**The problem**
Each line of the data that includes the string "Arapahoe" is to be copied out.

BEGIN Records for the exercise

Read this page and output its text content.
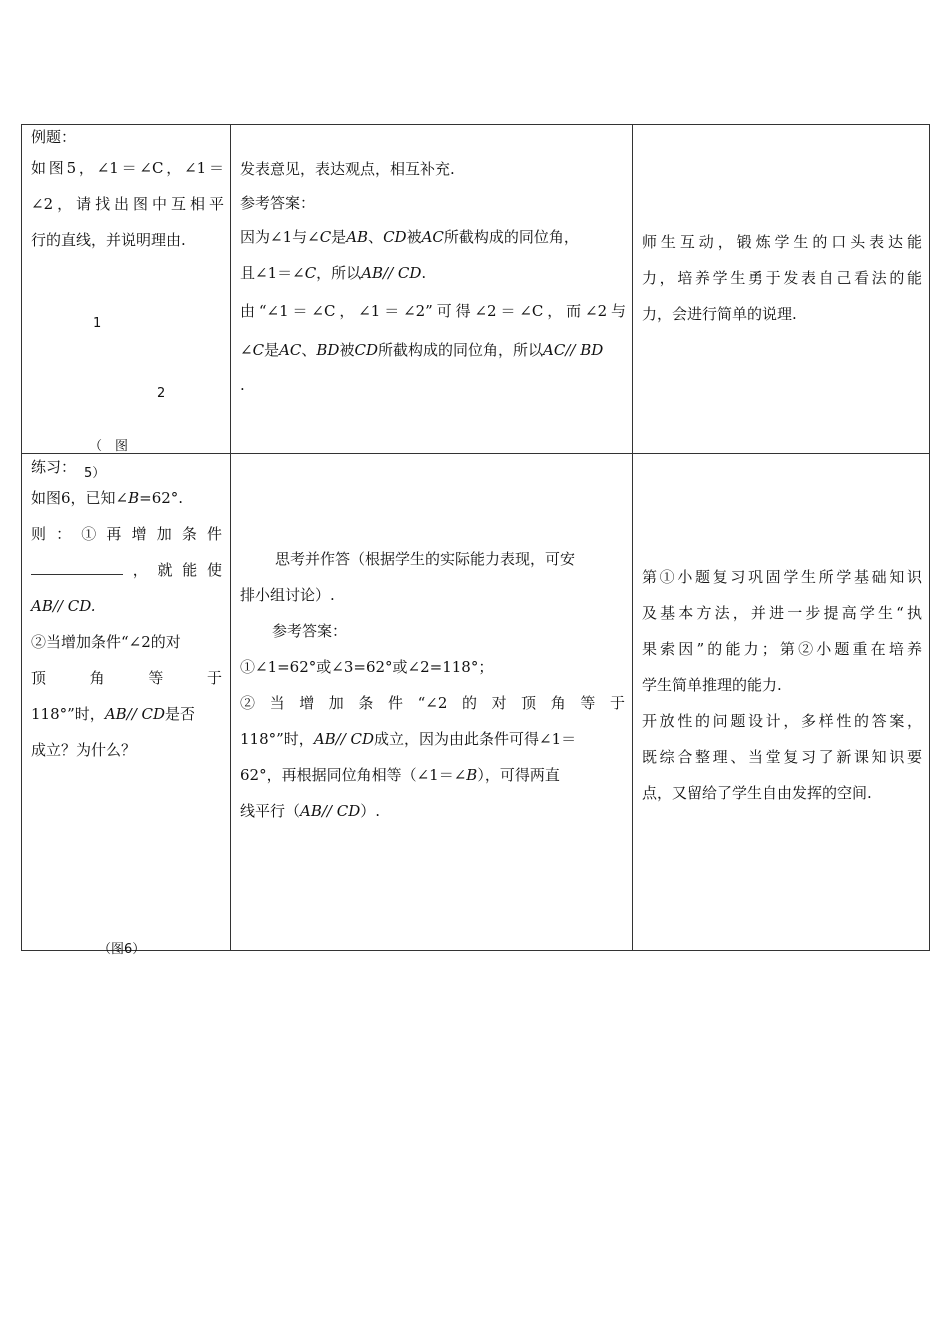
例题：

如图5，∠1＝∠C，∠1＝

∠2，请找出图中互相平

行的直线，并说明理由.

1
2
（　图
5）

发表意见，表达观点，相互补充.

参考答案：

因为∠1与∠C是AB、CD被AC所截构成的同位角，

且∠1＝∠C，所以AB// CD.

由“∠1＝∠C，∠1＝∠2”可得∠2＝∠C，而∠2与

∠C是AC、BD被CD所截构成的同位角，所以AC// BD

.

师生互动，锻炼学生的口头表达能

力，培养学生勇于发表自己看法的能

力，会进行简单的说理.

练习：

如图6，已知∠B=62°.

则：①再增加条件

，就能使

AB// CD.

②当增加条件“∠2的对

顶角等于

118°”时，AB// CD是否

成立？为什么？

（图6）

思考并作答（根据学生的实际能力表现，可安

排小组讨论）.

参考答案：

①∠1=62°或∠3=62°或∠2=118°；

②当增加条件“∠2的对顶角等于

118°”时，AB// CD成立，因为由此条件可得∠1＝

62°，再根据同位角相等（∠1＝∠B），可得两直

线平行（AB// CD）.

第①小题复习巩固学生所学基础知识

及基本方法，并进一步提高学生“执

果索因”的能力；第②小题重在培养

学生简单推理的能力.

开放性的问题设计，多样性的答案，

既综合整理、当堂复习了新课知识要

点，又留给了学生自由发挥的空间.
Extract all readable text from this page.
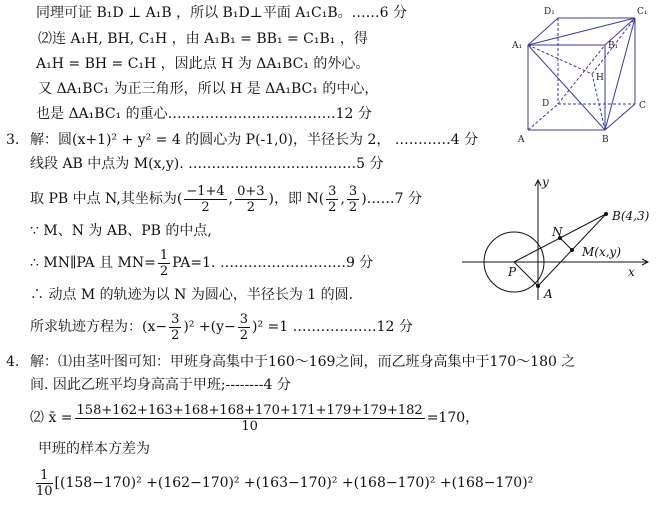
同理可证 B₁D ⊥ A₁B ，所以 B₁D⊥平面 A₁C₁B。……6 分
⑵连 A₁H, BH, C₁H ，由 A₁B₁ = BB₁ = C₁B₁ ，得
A₁H = BH = C₁H ，因此点 H 为 ΔA₁BC₁ 的外心。
又 ΔA₁BC₁ 为正三角形，所以 H 是 ΔA₁BC₁ 的中心，
也是 ΔA₁BC₁ 的重心………………………………12 分
D₁	C₁
A₁	B₁
H
D	C
A	B
3. 解：圆(x+1)² + y² = 4 的圆心为 P(-1,0)，半径长为 2， …………4 分
线段 AB 中点为 M(x,y). ………………………………5 分
取 PB 中点 N,其坐标为( $\frac{-1+4}{2}$ , $\frac{0+3}{2}$ )，即 $N( \frac{3}{2}$ , $\frac{3}{2}$ )……7 分
∵ M、N 为 AB、PB 的中点,
∴ MN∥PA 且 $MN= \frac{1}{2} PA=1$. ………………………9 分
∴ 动点 M 的轨迹为以 N 为圆心，半径长为 1 的圆.
所求轨迹方程为：$(x- \frac{3}{2} )^2 +(y- \frac{3}{2} )^2 =1$ ………………12 分
y
x
B(4,3)
N
M(x,y)
P
A
4. 解：⑴由茎叶图可知：甲班身高集中于160～169之间，而乙班身高集中于170～180 之
间. 因此乙班平均身高高于甲班;--------4 分
⑵ x̄ = $\frac{158+162+163+168+168+170+171+179+179+182}{10} =170$，
甲班的样本方差为
$\frac{1}{10} [(158-170)^2 +(162-170)^2 +(163-170)^2 +(168-170)^2 +(168-170)^2$
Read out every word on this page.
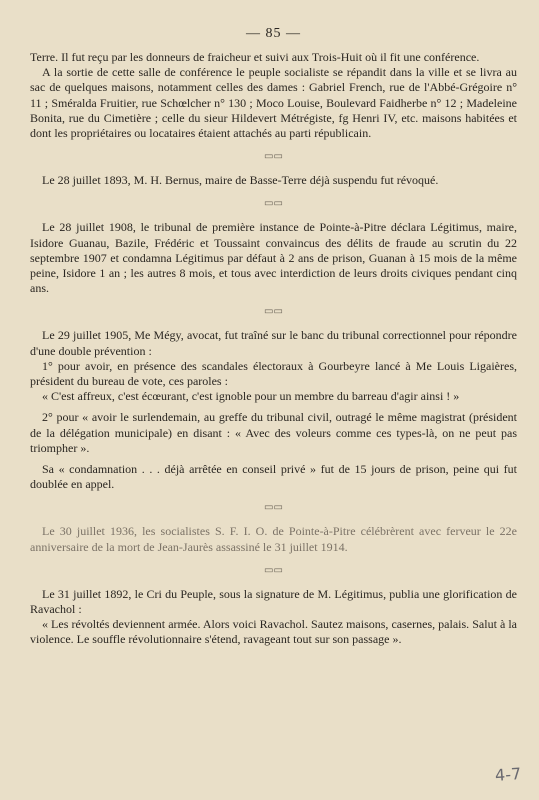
— 85 —

Terre. Il fut reçu par les donneurs de fraicheur et suivi aux Trois-Huit où il fit une conférence.

A la sortie de cette salle de conférence le peuple socialiste se répandit dans la ville et se livra au sac de quelques maisons, notamment celles des dames : Gabriel French, rue de l'Abbé-Grégoire n° 11 ; Sméralda Fruitier, rue Schœlcher n° 130 ; Moco Louise, Boulevard Faidherbe n° 12 ; Madeleine Bonita, rue du Cimetière ; celle du sieur Hildevert Métrégiste, fg Henri IV, etc. maisons habitées et dont les propriétaires ou locataires étaient attachés au parti républicain.

▭▭

Le 28 juillet 1893, M. H. Bernus, maire de Basse-Terre déjà suspendu fut révoqué.

▭▭

Le 28 juillet 1908, le tribunal de première instance de Pointe-à-Pitre déclara Légitimus, maire, Isidore Guanau, Bazile, Frédéric et Toussaint convaincus des délits de fraude au scrutin du 22 septembre 1907 et condamna Légitimus par défaut à 2 ans de prison, Guanan à 15 mois de la même peine, Isidore 1 an ; les autres 8 mois, et tous avec interdiction de leurs droits civiques pendant cinq ans.

▭▭

Le 29 juillet 1905, Me Mégy, avocat, fut traîné sur le banc du tribunal correctionnel pour répondre d'une double prévention :

1° pour avoir, en présence des scandales électoraux à Gourbeyre lancé à Me Louis Ligaières, président du bureau de vote, ces paroles :

« C'est affreux, c'est écœurant, c'est ignoble pour un membre du barreau d'agir ainsi ! »

2° pour « avoir le surlendemain, au greffe du tribunal civil, outragé le même magistrat (président de la délégation municipale) en disant : « Avec des voleurs comme ces types-là, on ne peut pas triompher ».

Sa « condamnation . . . déjà arrêtée en conseil privé » fut de 15 jours de prison, peine qui fut doublée en appel.

▭▭

Le 30 juillet 1936, les socialistes S. F. I. O. de Pointe-à-Pitre célébrèrent avec ferveur le 22e anniversaire de la mort de Jean-Jaurès assassiné le 31 juillet 1914.

▭▭

Le 31 juillet 1892, le Cri du Peuple, sous la signature de M. Légitimus, publia une glorification de Ravachol :

« Les révoltés deviennent armée. Alors voici Ravachol. Sautez maisons, casernes, palais. Salut à la violence. Le souffle révolutionnaire s'étend, ravageant tout sur son passage ».

4-7
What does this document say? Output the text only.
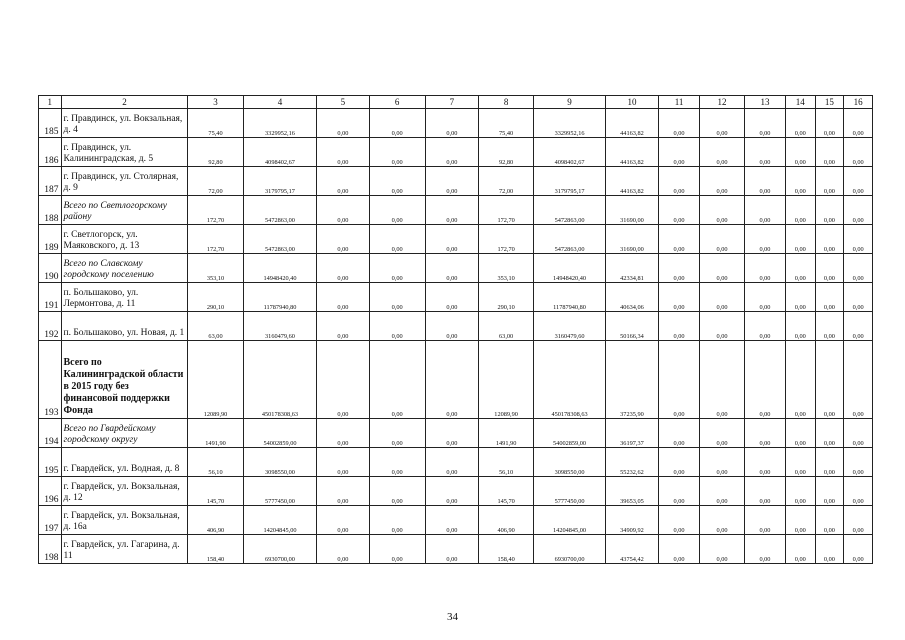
1	2	3	4	5	6	7	8	9	10	11	12	13	14	15	16
185	г. Правдинск, ул. Вокзальная, д. 4	75,40	3329952,16	0,00	0,00	0,00	75,40	3329952,16	44163,82	0,00	0,00	0,00	0,00	0,00	0,00
186	г. Правдинск, ул. Калининградская, д. 5	92,80	4098402,67	0,00	0,00	0,00	92,80	4098402,67	44163,82	0,00	0,00	0,00	0,00	0,00	0,00
187	г. Правдинск, ул. Столярная, д. 9	72,00	3179795,17	0,00	0,00	0,00	72,00	3179795,17	44163,82	0,00	0,00	0,00	0,00	0,00	0,00
188	Всего по Светлогорскому району	172,70	5472863,00	0,00	0,00	0,00	172,70	5472863,00	31690,00	0,00	0,00	0,00	0,00	0,00	0,00
189	г. Светлогорск, ул. Маяковского, д. 13	172,70	5472863,00	0,00	0,00	0,00	172,70	5472863,00	31690,00	0,00	0,00	0,00	0,00	0,00	0,00
190	Всего по Славскому городскому поселению	353,10	14948420,40	0,00	0,00	0,00	353,10	14948420,40	42334,81	0,00	0,00	0,00	0,00	0,00	0,00
191	п. Большаково, ул. Лермонтова, д. 11	290,10	11787940,80	0,00	0,00	0,00	290,10	11787940,80	40634,06	0,00	0,00	0,00	0,00	0,00	0,00
192	п. Большаково, ул. Новая, д. 1	63,00	3160479,60	0,00	0,00	0,00	63,00	3160479,60	50166,34	0,00	0,00	0,00	0,00	0,00	0,00
193	Всего по Калининградской области в 2015 году без финансовой поддержки Фонда	12089,90	450178308,63	0,00	0,00	0,00	12089,90	450178308,63	37235,90	0,00	0,00	0,00	0,00	0,00	0,00
194	Всего по Гвардейскому городскому округу	1491,90	54002859,00	0,00	0,00	0,00	1491,90	54002859,00	36197,37	0,00	0,00	0,00	0,00	0,00	0,00
195	г. Гвардейск, ул. Водная, д. 8	56,10	3098550,00	0,00	0,00	0,00	56,10	3098550,00	55232,62	0,00	0,00	0,00	0,00	0,00	0,00
196	г. Гвардейск, ул. Вокзальная, д. 12	145,70	5777450,00	0,00	0,00	0,00	145,70	5777450,00	39653,05	0,00	0,00	0,00	0,00	0,00	0,00
197	г. Гвардейск, ул. Вокзальная, д. 16а	406,90	14204845,00	0,00	0,00	0,00	406,90	14204845,00	34909,92	0,00	0,00	0,00	0,00	0,00	0,00
198	г. Гвардейск, ул. Гагарина, д. 11	158,40	6930700,00	0,00	0,00	0,00	158,40	6930700,00	43754,42	0,00	0,00	0,00	0,00	0,00	0,00
34
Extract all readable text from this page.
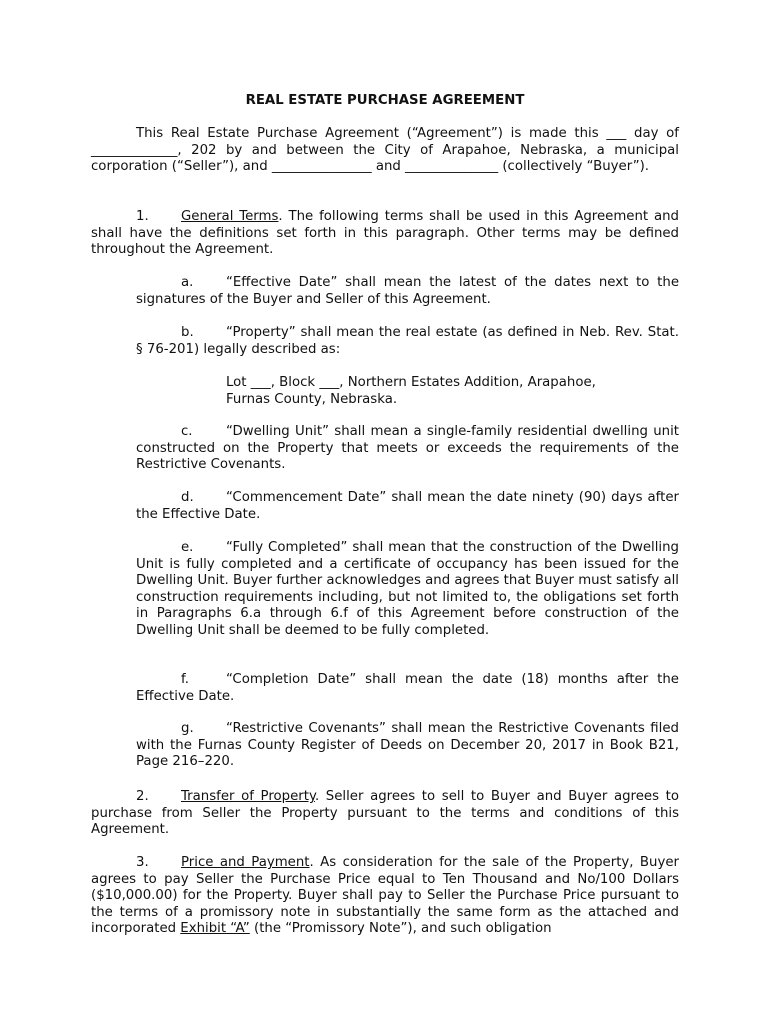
REAL ESTATE PURCHASE AGREEMENT
This Real Estate Purchase Agreement (“Agreement”) is made this ___ day of _____________, 202 by and between the City of Arapahoe, Nebraska, a municipal corporation (“Seller”), and _______________ and ______________ (collectively “Buyer”).
1. General Terms. The following terms shall be used in this Agreement and shall have the definitions set forth in this paragraph. Other terms may be defined throughout the Agreement.
a. “Effective Date” shall mean the latest of the dates next to the signatures of the Buyer and Seller of this Agreement.
b. “Property” shall mean the real estate (as defined in Neb. Rev. Stat. § 76-201) legally described as:
Lot ___, Block ___, Northern Estates Addition, Arapahoe,
Furnas County, Nebraska.
c.	“Dwelling Unit” shall mean a single-family residential dwelling unit constructed on the Property that meets or exceeds the requirements of the Restrictive Covenants.
d. “Commencement Date” shall mean the date ninety (90) days after the Effective Date.
e. “Fully Completed” shall mean that the construction of the Dwelling Unit is fully completed and a certificate of occupancy has been issued for the Dwelling Unit. Buyer further acknowledges and agrees that Buyer must satisfy all construction requirements including, but not limited to, the obligations set forth in Paragraphs 6.a through 6.f of this Agreement before construction of the Dwelling Unit shall be deemed to be fully completed.
f.	“Completion Date” shall mean the date (18) months after the Effective Date.
g. “Restrictive Covenants” shall mean the Restrictive Covenants filed with the Furnas County Register of Deeds on December 20, 2017 in Book B21, Page 216–220.
2. Transfer of Property. Seller agrees to sell to Buyer and Buyer agrees to purchase from Seller the Property pursuant to the terms and conditions of this Agreement.
3. Price and Payment. As consideration for the sale of the Property, Buyer agrees to pay Seller the Purchase Price equal to Ten Thousand and No/100 Dollars ($10,000.00) for the Property. Buyer shall pay to Seller the Purchase Price pursuant to the terms of a promissory note in substantially the same form as the attached and incorporated Exhibit “A” (the “Promissory Note”), and such obligation
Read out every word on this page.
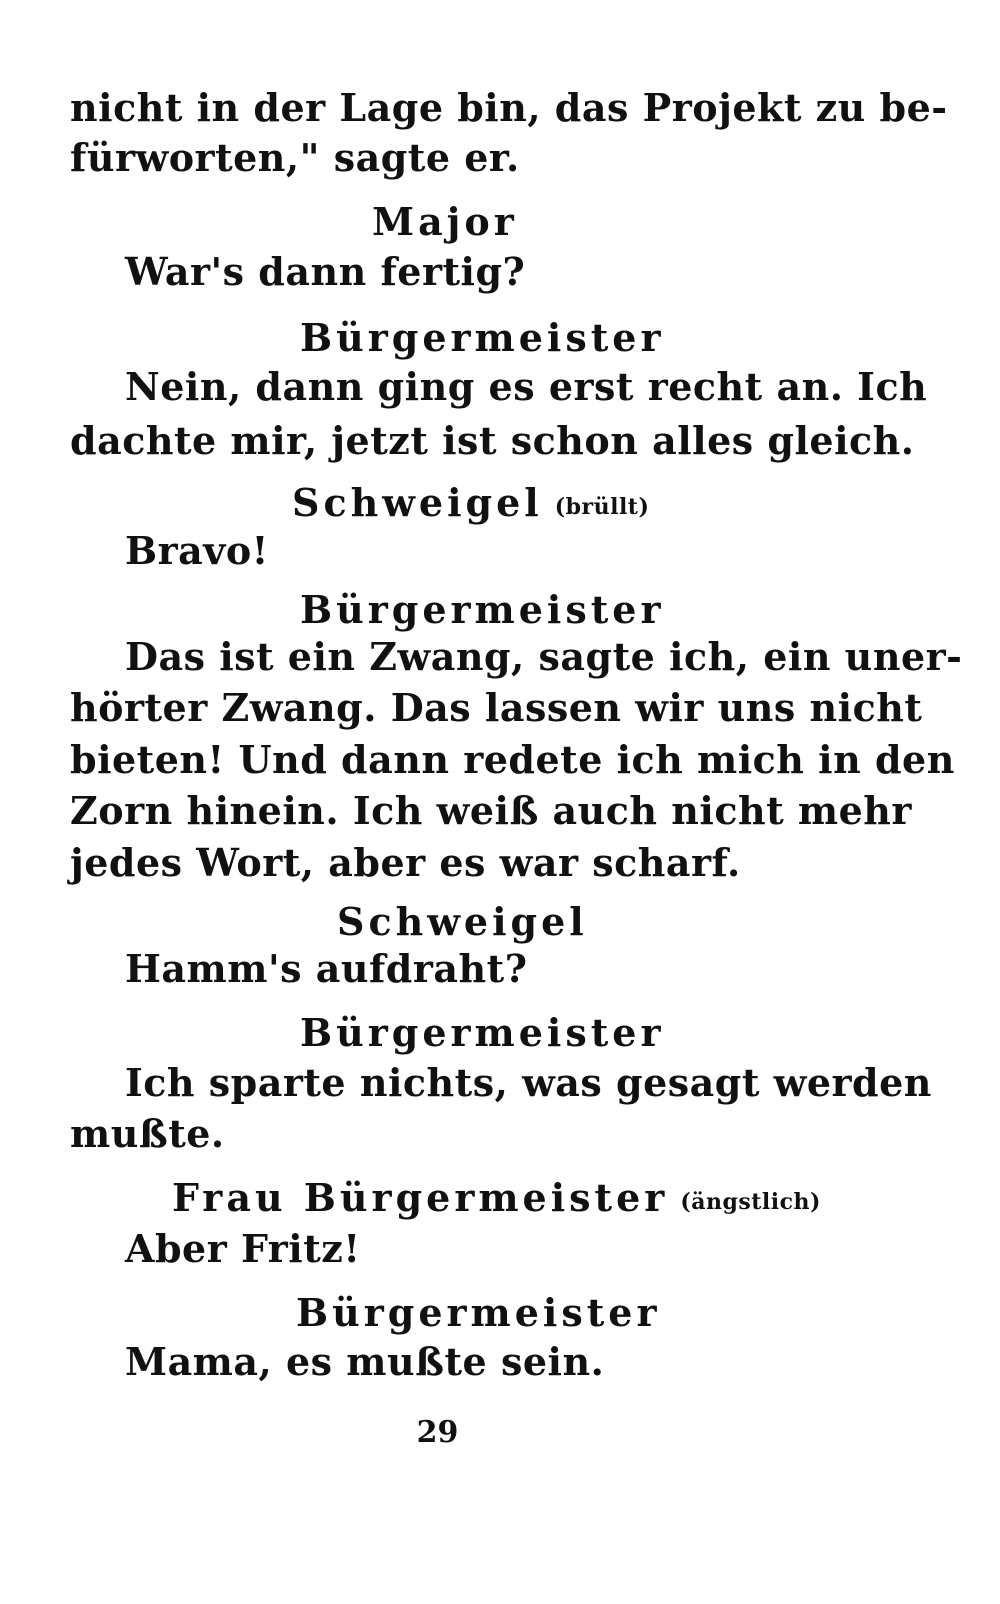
nicht in der Lage bin, das Projekt zu be-
fürworten," sagte er.
Major
War's dann fertig?
Bürgermeister
Nein, dann ging es erst recht an. Ich
dachte mir, jetzt ist schon alles gleich.
Schweigel (brüllt)
Bravo!
Bürgermeister
Das ist ein Zwang, sagte ich, ein uner-
hörter Zwang. Das lassen wir uns nicht
bieten! Und dann redete ich mich in den
Zorn hinein. Ich weiß auch nicht mehr
jedes Wort, aber es war scharf.
Schweigel
Hamm's aufdraht?
Bürgermeister
Ich sparte nichts, was gesagt werden
mußte.
Frau Bürgermeister (ängstlich)
Aber Fritz!
Bürgermeister
Mama, es mußte sein.
29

END Records for the exercise

**Completed exercise**
This Real Estate Purchase Agreement (“Agreement”) is made this ___ day of _____________, 202 by and between the City of Arapahoe, Nebraska, a municipal corporation (“Seller”), and _______________ and ______________ (collectively “Buyer”).
Lot ___, Block ___, Northern Estates Addition, Arapahoe,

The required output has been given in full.